* _DESCRIPTION OF THE TASK_: Copy every line of the entries below character for character, keeping the original line breaks and spacing.

>> START

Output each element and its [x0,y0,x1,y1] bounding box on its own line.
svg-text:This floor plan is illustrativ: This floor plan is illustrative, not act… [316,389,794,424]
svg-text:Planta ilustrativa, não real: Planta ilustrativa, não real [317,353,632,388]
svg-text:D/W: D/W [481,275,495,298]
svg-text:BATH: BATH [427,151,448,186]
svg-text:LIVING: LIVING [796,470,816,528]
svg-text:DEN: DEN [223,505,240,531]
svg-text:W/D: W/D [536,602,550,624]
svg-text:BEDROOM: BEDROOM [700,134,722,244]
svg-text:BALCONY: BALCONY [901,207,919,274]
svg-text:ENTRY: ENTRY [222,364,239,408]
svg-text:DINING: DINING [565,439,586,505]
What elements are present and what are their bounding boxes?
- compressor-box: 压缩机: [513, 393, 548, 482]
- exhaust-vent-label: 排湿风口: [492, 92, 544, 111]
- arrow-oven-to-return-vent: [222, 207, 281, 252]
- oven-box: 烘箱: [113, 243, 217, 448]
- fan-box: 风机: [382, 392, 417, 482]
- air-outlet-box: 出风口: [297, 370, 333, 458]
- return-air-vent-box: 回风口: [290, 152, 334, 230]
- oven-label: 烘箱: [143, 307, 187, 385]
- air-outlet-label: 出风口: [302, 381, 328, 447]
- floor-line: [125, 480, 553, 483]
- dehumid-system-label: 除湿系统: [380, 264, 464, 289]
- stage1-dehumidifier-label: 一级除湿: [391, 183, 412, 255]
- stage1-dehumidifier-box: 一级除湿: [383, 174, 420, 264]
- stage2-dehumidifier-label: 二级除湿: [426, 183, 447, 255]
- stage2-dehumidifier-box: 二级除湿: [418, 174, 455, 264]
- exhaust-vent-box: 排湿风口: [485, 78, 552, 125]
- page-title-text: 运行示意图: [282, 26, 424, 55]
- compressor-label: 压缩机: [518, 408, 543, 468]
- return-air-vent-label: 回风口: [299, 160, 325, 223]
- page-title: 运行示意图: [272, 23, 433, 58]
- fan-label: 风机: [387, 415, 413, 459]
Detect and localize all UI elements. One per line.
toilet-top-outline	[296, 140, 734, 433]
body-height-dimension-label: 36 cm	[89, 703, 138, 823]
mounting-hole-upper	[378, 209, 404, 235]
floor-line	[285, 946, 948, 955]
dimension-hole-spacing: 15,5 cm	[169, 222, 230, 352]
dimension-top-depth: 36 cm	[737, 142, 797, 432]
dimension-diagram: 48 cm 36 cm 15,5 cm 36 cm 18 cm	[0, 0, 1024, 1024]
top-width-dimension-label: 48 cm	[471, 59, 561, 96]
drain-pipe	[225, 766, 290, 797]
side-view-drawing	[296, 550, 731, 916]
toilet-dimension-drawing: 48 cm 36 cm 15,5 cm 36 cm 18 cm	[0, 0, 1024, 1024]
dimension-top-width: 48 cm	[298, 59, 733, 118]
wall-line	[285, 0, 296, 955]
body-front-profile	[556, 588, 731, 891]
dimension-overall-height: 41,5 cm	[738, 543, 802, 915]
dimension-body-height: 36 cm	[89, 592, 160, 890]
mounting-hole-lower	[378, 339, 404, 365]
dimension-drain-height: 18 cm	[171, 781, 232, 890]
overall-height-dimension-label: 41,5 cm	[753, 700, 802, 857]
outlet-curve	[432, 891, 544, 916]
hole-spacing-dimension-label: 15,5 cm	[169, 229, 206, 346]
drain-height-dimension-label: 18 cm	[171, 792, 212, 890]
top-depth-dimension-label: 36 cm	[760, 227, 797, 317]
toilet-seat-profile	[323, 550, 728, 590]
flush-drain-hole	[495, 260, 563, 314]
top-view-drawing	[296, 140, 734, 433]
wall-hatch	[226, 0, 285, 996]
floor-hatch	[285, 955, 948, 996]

>> END

* _RESPONSE TO THE TASK_:
Output each element and its [x0,y0,x1,y1] bounding box on its own line.
svg-text:This floor plan is illustrativ: This floor plan is illustrative, not act… [316,389,794,424]
svg-text:Planta ilustrativa, não real: Planta ilustrativa, não real [317,353,632,388]
svg-text:D/W: D/W [481,275,495,298]
svg-text:BATH: BATH [427,151,448,186]
svg-text:LIVING: LIVING [796,470,816,528]
svg-text:DEN: DEN [223,505,240,531]
svg-text:W/D: W/D [536,602,550,624]
svg-text:BEDROOM: BEDROOM [700,134,722,244]
svg-text:BALCONY: BALCONY [901,207,919,274]
svg-text:ENTRY: ENTRY [222,364,239,408]
svg-text:DINING: DINING [565,439,586,505]
What elements are present and what are their bounding boxes?
- compressor-box: 压缩机: [513, 393, 548, 482]
- exhaust-vent-label: 排湿风口: [492, 92, 544, 111]
- arrow-oven-to-return-vent: [222, 207, 281, 252]
- oven-box: 烘箱: [113, 243, 217, 448]
- fan-box: 风机: [382, 392, 417, 482]
- air-outlet-box: 出风口: [297, 370, 333, 458]
- return-air-vent-box: 回风口: [290, 152, 334, 230]
- oven-label: 烘箱: [143, 307, 187, 385]
- air-outlet-label: 出风口: [302, 381, 328, 447]
- floor-line: [125, 480, 553, 483]
- dehumid-system-label: 除湿系统: [380, 264, 464, 289]
- stage1-dehumidifier-label: 一级除湿: [391, 183, 412, 255]
- stage1-dehumidifier-box: 一级除湿: [383, 174, 420, 264]
- stage2-dehumidifier-label: 二级除湿: [426, 183, 447, 255]
- stage2-dehumidifier-box: 二级除湿: [418, 174, 455, 264]
- exhaust-vent-box: 排湿风口: [485, 78, 552, 125]
- page-title-text: 运行示意图: [282, 26, 424, 55]
- compressor-label: 压缩机: [518, 408, 543, 468]
- return-air-vent-label: 回风口: [299, 160, 325, 223]
- page-title: 运行示意图: [272, 23, 433, 58]
- fan-label: 风机: [387, 415, 413, 459]
Detect and localize all UI elements. One per line.
toilet-top-outline	[296, 140, 734, 433]
body-height-dimension-label: 36 cm	[89, 703, 138, 823]
mounting-hole-upper	[378, 209, 404, 235]
floor-line	[285, 946, 948, 955]
dimension-hole-spacing: 15,5 cm	[169, 222, 230, 352]
dimension-top-depth: 36 cm	[737, 142, 797, 432]
dimension-diagram: 48 cm 36 cm 15,5 cm 36 cm 18 cm	[0, 0, 1024, 1024]
top-width-dimension-label: 48 cm	[471, 59, 561, 96]
drain-pipe	[225, 766, 290, 797]
side-view-drawing	[296, 550, 731, 916]
toilet-dimension-drawing: 48 cm 36 cm 15,5 cm 36 cm 18 cm	[0, 0, 1024, 1024]
dimension-top-width: 48 cm	[298, 59, 733, 118]
wall-line	[285, 0, 296, 955]
body-front-profile	[556, 588, 731, 891]
dimension-overall-height: 41,5 cm	[738, 543, 802, 915]
dimension-body-height: 36 cm	[89, 592, 160, 890]
mounting-hole-lower	[378, 339, 404, 365]
dimension-drain-height: 18 cm	[171, 781, 232, 890]
overall-height-dimension-label: 41,5 cm	[753, 700, 802, 857]
outlet-curve	[432, 891, 544, 916]
hole-spacing-dimension-label: 15,5 cm	[169, 229, 206, 346]
drain-height-dimension-label: 18 cm	[171, 792, 212, 890]
top-depth-dimension-label: 36 cm	[760, 227, 797, 317]
toilet-seat-profile	[323, 550, 728, 590]
flush-drain-hole	[495, 260, 563, 314]
top-view-drawing	[296, 140, 734, 433]
wall-hatch	[226, 0, 285, 996]
floor-hatch	[285, 955, 948, 996]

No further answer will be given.